• [WHAT TO PRODUCE]:
Lines containing the word "представитель" are to be located and copied.

━━ RECORDS

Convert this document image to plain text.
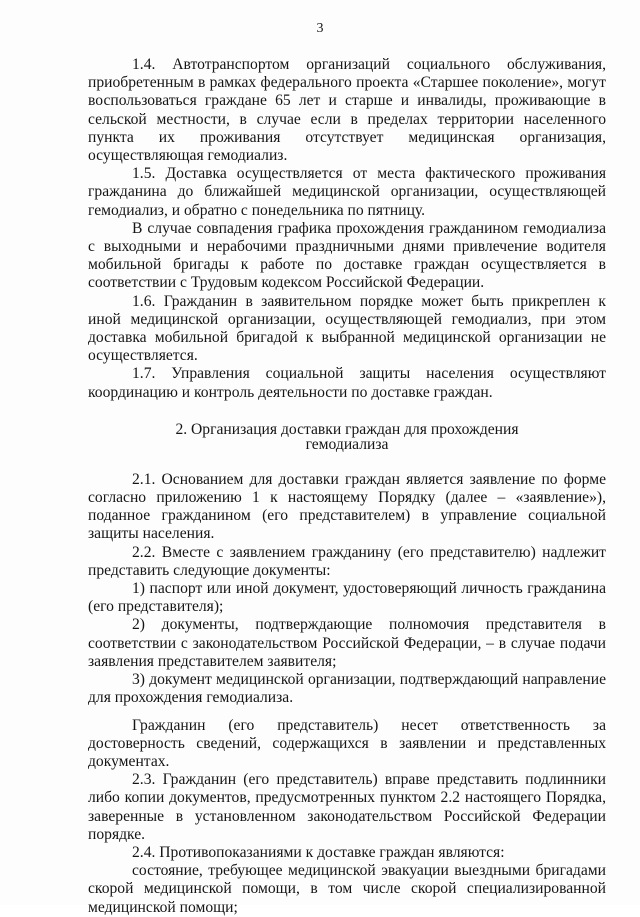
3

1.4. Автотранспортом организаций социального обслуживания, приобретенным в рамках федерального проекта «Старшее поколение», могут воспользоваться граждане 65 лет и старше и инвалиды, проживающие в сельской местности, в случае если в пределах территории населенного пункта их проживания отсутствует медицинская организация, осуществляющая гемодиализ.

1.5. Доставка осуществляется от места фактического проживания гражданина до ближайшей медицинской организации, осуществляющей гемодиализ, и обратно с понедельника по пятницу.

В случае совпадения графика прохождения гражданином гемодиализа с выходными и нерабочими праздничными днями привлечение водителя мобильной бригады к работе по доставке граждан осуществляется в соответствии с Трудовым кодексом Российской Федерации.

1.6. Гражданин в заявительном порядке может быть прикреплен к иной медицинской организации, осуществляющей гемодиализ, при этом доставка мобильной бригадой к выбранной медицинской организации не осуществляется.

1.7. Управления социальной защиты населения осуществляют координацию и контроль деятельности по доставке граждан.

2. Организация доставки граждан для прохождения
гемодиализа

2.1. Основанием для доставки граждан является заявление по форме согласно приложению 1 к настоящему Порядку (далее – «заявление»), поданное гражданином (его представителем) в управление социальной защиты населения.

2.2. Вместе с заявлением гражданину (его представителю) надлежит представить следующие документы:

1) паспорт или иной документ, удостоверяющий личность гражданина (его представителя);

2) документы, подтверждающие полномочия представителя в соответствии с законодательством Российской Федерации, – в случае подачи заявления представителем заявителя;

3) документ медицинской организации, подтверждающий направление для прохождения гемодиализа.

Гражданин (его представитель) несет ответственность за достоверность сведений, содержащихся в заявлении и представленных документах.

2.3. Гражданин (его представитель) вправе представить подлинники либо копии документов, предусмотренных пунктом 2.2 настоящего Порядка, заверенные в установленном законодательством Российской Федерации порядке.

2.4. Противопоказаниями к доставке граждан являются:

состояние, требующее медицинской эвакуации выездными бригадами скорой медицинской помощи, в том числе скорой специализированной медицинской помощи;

━━━━

• [FINAL ANSWER]:
Гражданин (его представитель) несет ответственность за достоверность сведений, содержащихся в заявлении и представленных документах.
2.3. Гражданин (его представитель) вправе представить подлинники либо копии документов, предусмотренных пунктом 2.2 настоящего Порядка, заверенные в установленном законодательством Российской Федерации порядке.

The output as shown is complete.